Extracted text
______
Estimated10 minsto complete
%
Progress
Practice Zero Product Principle
Progress
Estimated10 minsto complete
%
Zero Product Principle

### Zero Product Principle

The most useful thing about factoring is that we can use it to help solve polynomial equations.

#### Solving for X

Consider an equation like \begin{align*}2x^2 + 5x - 42 = 0\end{align*}. How do you solve for \begin{align*}x\end{align*}?

There’s no good way to isolate \begin{align*}x\end{align*} in this equation, so we can’t solve it using any of the techniques we’ve already learned. But the left-hand side of the equation can be factored, making the equation \begin{align*}(x + 6)(2x - 7)=0\end{align*}.

How is this helpful? The answer lies in a useful property of multiplication: if two numbers multiply to zero, then at least one of those numbers must be zero. This is called the Zero-Product Property.

What does this mean for our polynomial equation? Since the product equals 0, then at least one of the factors on the left-hand side must equal zero. So we can find the two solutions by setting each factor equal to zero and solving each equation separately.

Setting the factors equal to zero gives us:

\begin{align*}(x + 6) = 0 && \text{OR} && (2x - 7) = 0\end{align*}

Solving both of those equations gives us:

\begin{align*}& x + 6 = 0 && && 2x - 7 =0\\ & \underline{\underline{x = -6}} && \text{OR} && 2x = 7\\ & && && \underline{\underline{x = \frac{7}{2}}}\end{align*}

Notice that the solution is \begin{align*}x = -6\end{align*} OR \begin{align*}x = \frac{7}{2}\end{align*}. The OR means that either of these values of \begin{align*}x\end{align*} would make the product of the two factors equal to zero. Let’s plug the solutions back into the equation and check that this is correct.
______
Data entries
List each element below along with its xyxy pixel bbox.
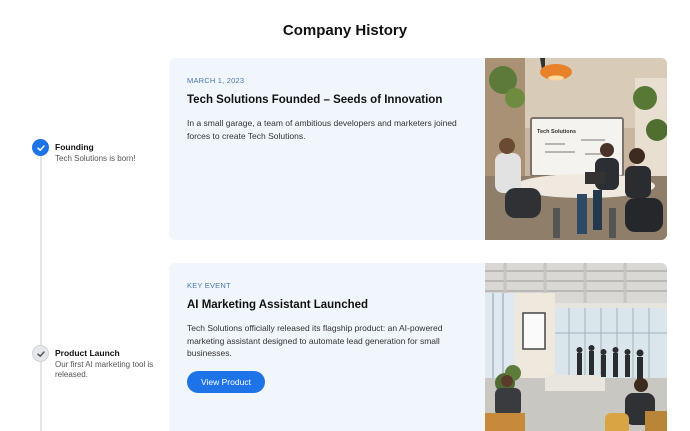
whiteboard-text: Tech Solutions: [537, 129, 576, 135]
timeline-line: [40, 147, 42, 431]
event-title: AI Marketing Assistant Launched: [187, 299, 369, 311]
event-title: Tech Solutions Founded – Seeds of Innova…: [187, 94, 443, 106]
event-tag: KEY EVENT: [187, 281, 231, 290]
timeline-item-title: Product Launch: [55, 348, 120, 358]
timeline-item-description: Tech Solutions is born!: [55, 154, 136, 163]
timeline-item-title: Founding: [55, 142, 94, 152]
event-description: In a small garage, a team of ambitious d…: [187, 118, 457, 141]
event-description: Tech Solutions officially released its f…: [187, 323, 443, 358]
check-icon: [32, 139, 49, 156]
event-card-founding: MARCH 1, 2023 Tech Solutions Founded – S…: [169, 58, 667, 240]
team-meeting-photo: Tech Solutions: [485, 58, 667, 240]
launch-event-photo: [485, 263, 667, 431]
event-date: MARCH 1, 2023: [187, 76, 245, 85]
page-title: Company History: [282, 22, 408, 39]
timeline-item-description: Our first AI marketing tool is released.: [55, 360, 154, 379]
event-card-product-launch: KEY EVENT AI Marketing Assistant Launche…: [169, 263, 667, 431]
check-icon: [32, 345, 49, 362]
view-product-button[interactable]: View Product: [187, 370, 265, 393]
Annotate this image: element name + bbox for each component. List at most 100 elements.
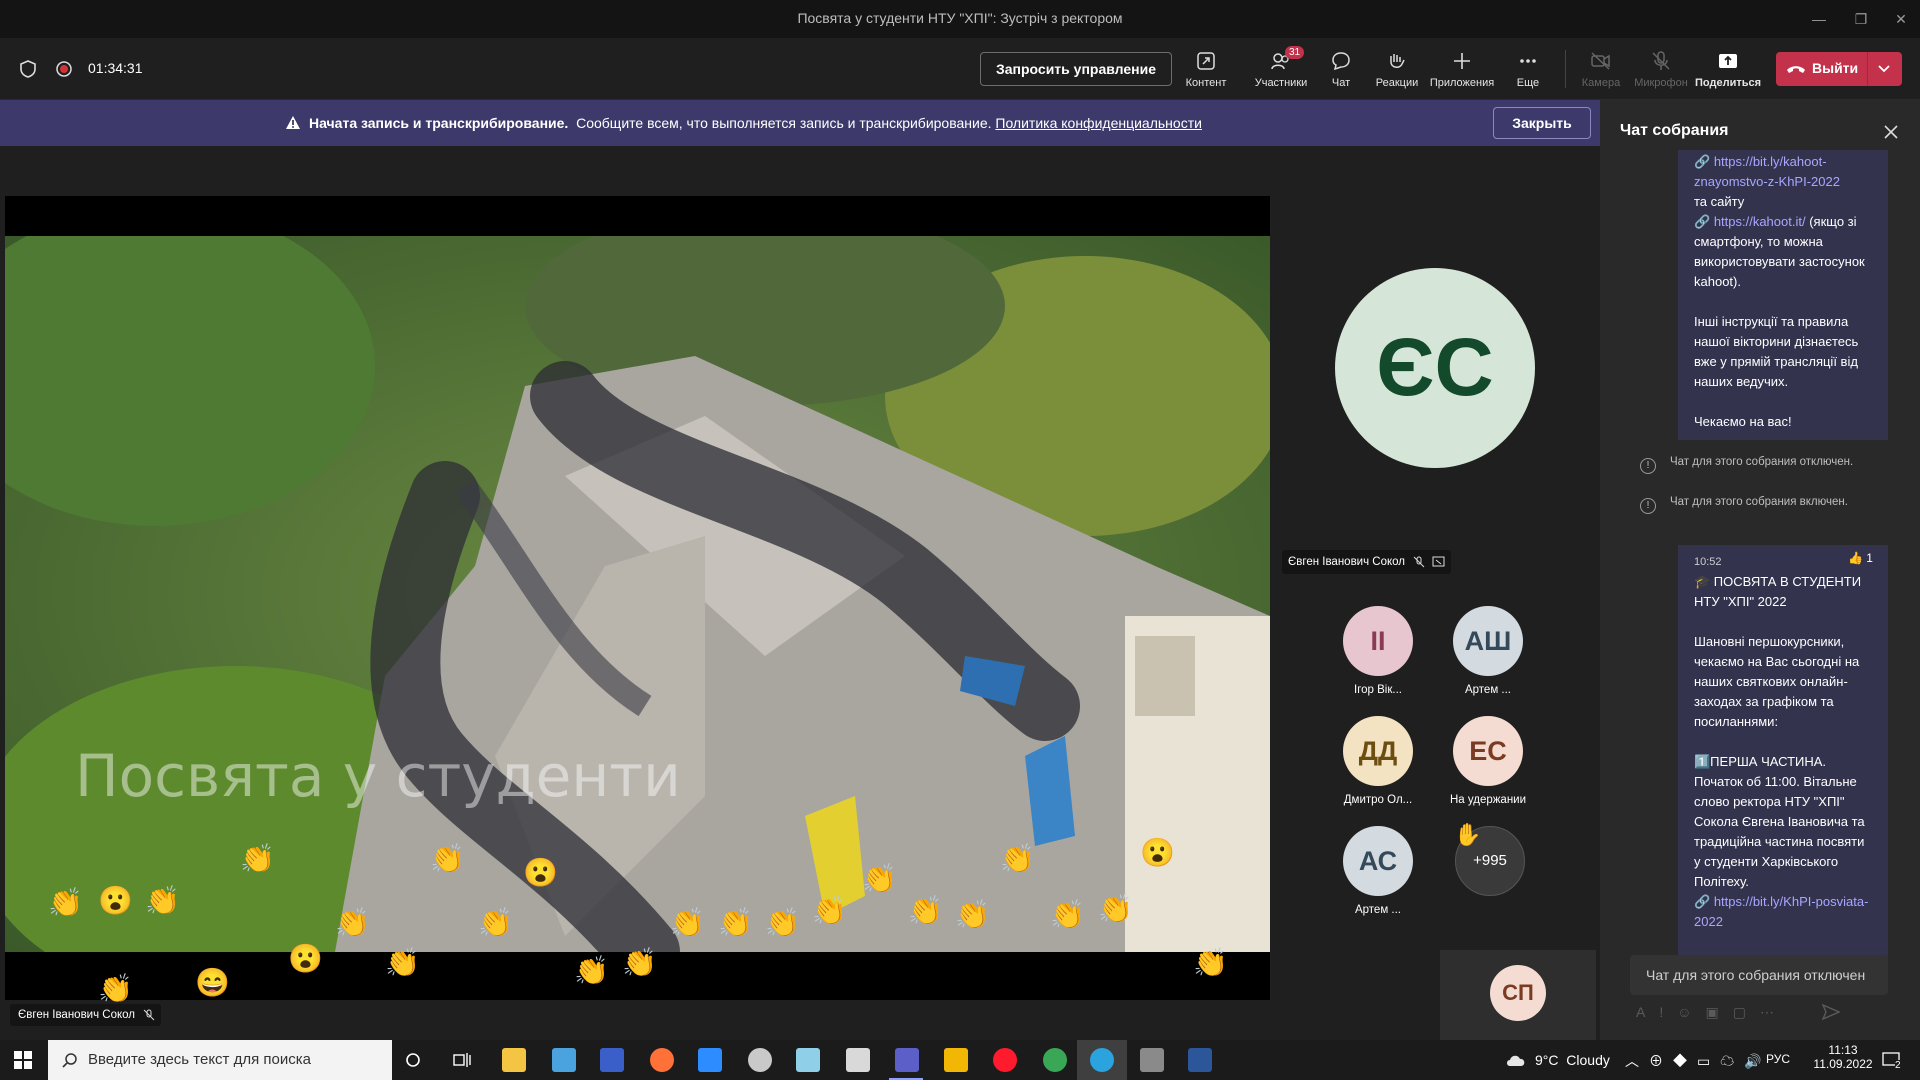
______
Aim of the task
Copy the stretch of the zero product principle lesson from "What does this" through "this is correct." word for word.

Output
What does this mean for our polynomial equation? Since the product equals 0, then at least one of the factors on the left-hand side must equal zero. So we can find the two solutions by setting each factor equal to zero and solving each equation separately.

Setting the factors equal to zero gives us:

\begin{align*}(x + 6) = 0 && \text{OR} && (2x - 7) = 0\end{align*}

Solving both of those equations gives us:

\begin{align*}& x + 6 = 0 && && 2x - 7 =0\\ & \underline{\underline{x = -6}} && \text{OR} && 2x = 7\\ & && && \underline{\underline{x = \frac{7}{2}}}\end{align*}

Notice that the solution is \begin{align*}x = -6\end{align*} OR \begin{align*}x = \frac{7}{2}\end{align*}. The OR means that either of these values of \begin{align*}x\end{align*} would make the product of the two factors equal to zero. Let’s plug the solutions back into the equation and check that this is correct.